== Problem requirements ==
Within the material below, find each line bearing the word "cible" and present it.

--- start of Provided data ---

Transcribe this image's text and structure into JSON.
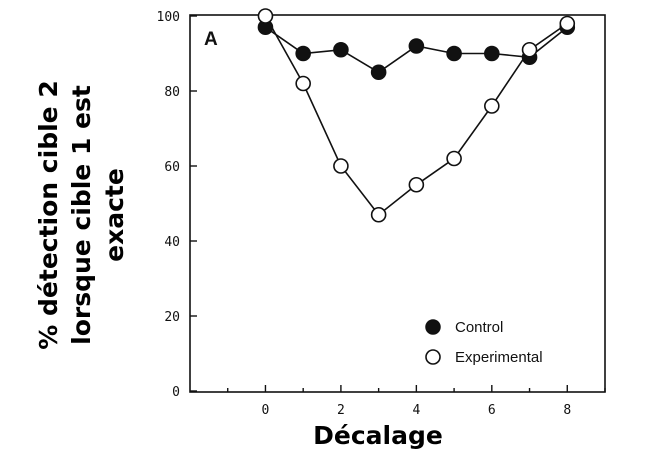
{
  "chart_data": {
    "type": "line",
    "panel_label": "A",
    "xlabel": "Décalage",
    "ylabel_lines": [
      "% détection cible 2",
      "lorsque cible 1 est",
      "exacte"
    ],
    "xlim": [
      -2,
      9
    ],
    "ylim": [
      0,
      100
    ],
    "xticks": [
      0,
      2,
      4,
      6,
      8
    ],
    "yticks": [
      0,
      20,
      40,
      60,
      80,
      100
    ],
    "grid": false,
    "legend_position": "bottom-right",
    "series": [
      {
        "name": "Control",
        "marker": "filled-circle",
        "x": [
          0,
          1,
          2,
          3,
          4,
          5,
          6,
          7,
          8
        ],
        "y": [
          97,
          90,
          91,
          85,
          92,
          90,
          90,
          89,
          97
        ]
      },
      {
        "name": "Experimental",
        "marker": "open-circle",
        "x": [
          0,
          1,
          2,
          3,
          4,
          5,
          6,
          7,
          8
        ],
        "y": [
          100,
          82,
          60,
          47,
          55,
          62,
          76,
          91,
          98
        ]
      }
    ]
  }
}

--- end of Provided data ---

== Exercise output ==
      "% détection cible 2",
      "lorsque cible 1 est",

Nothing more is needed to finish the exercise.